*Text for analysis:*
=== Begin Enclosure ===

LillyVinnily Playing Pokémon Go: Let's Go Eeeve live on Twitch. Image credit: Sami Claire.

What has your experience been with playing online as a woman?

Little_Pandaa: "Online anything can be either very fun or an extremely hard pill to swallow. Some days I will log on and have an absolutely fantastic night in whatever game I chose, where I am able to freely communicate and just enjoy the game. While other nights as soon as I greet my team on chat, a select few will make small comments that get under my skin, for example a guy was constantly complaining that my girlish voice ‘was making his ears bleed’ and that I please need to leave the game because I am going to drive him into an early grave."

LillyVinnily: "Honestly it really relates to what I stated earlier. I feel very discriminated being a woman and playing games, especially FPS (First Person Shooters). I get my name dragged through the mud if I did badly. I get my name dragged through the mud if I did amazing. I'm called a slut, a hacker, a bitch and whatever crude name they can think of. I physically cannot win in this scenario. I can't believe people get this upset over nothing. Sometimes I really love seeing a guy get so bent out of shape when I destroy him in an FPS. Sometimes I really love doing terrible when they are already yelling at me and they get angrier and blow up. But that depends on my mood and how they wanna start the conversation with me."

=== End Enclosure ===

[Saved data entries]
=== Begin Enclosure ===

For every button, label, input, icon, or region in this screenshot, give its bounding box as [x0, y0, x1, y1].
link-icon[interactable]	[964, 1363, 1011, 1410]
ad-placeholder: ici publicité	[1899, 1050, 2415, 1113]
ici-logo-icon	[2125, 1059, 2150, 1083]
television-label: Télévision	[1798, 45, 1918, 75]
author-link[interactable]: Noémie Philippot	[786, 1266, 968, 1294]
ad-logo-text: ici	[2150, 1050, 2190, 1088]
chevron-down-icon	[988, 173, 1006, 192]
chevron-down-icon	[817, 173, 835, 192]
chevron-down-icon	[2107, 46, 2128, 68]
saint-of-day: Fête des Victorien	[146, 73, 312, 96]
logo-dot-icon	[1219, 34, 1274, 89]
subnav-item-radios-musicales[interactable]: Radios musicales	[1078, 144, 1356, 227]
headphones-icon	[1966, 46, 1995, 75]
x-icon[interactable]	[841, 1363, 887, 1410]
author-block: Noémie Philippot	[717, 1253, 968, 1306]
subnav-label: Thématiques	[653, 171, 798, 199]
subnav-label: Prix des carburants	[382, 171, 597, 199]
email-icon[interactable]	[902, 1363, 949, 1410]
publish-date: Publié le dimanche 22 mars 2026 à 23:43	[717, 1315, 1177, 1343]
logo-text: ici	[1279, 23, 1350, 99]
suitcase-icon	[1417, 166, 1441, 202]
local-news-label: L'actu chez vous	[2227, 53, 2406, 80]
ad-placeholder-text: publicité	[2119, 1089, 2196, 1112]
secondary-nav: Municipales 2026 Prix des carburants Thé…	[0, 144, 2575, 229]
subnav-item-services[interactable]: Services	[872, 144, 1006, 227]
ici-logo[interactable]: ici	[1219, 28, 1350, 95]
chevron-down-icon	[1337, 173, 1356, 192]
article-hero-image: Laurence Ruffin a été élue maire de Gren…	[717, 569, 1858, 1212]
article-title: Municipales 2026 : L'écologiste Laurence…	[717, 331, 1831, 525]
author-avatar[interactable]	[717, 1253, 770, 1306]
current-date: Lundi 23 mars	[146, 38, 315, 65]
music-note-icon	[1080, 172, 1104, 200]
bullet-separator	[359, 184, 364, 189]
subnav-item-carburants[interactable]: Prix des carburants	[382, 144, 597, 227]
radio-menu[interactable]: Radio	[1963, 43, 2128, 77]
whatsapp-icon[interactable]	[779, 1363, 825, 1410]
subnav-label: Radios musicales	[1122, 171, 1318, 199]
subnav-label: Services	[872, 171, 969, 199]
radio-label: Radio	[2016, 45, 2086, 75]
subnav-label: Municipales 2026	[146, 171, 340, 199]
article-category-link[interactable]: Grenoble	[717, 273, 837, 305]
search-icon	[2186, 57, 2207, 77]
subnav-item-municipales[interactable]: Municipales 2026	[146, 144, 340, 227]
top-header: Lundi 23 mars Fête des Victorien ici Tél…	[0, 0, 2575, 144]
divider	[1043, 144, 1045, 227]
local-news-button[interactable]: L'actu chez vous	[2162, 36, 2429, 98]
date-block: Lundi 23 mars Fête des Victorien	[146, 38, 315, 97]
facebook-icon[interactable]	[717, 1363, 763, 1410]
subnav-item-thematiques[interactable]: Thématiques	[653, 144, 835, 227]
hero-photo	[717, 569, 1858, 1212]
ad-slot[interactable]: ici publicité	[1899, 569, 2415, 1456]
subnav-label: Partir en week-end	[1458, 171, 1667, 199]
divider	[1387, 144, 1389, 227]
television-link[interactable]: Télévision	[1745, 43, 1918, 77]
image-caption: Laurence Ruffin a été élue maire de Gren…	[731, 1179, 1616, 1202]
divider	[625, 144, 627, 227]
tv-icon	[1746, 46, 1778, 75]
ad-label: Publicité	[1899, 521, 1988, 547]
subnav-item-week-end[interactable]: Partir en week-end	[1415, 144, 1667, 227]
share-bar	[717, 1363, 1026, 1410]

=== End Enclosure ===

*What you need to do:* Please list every person's name or username that appears in the text on women playing games online.

*Task result:*
LillyVinnily
Sami Claire
Little_Pandaa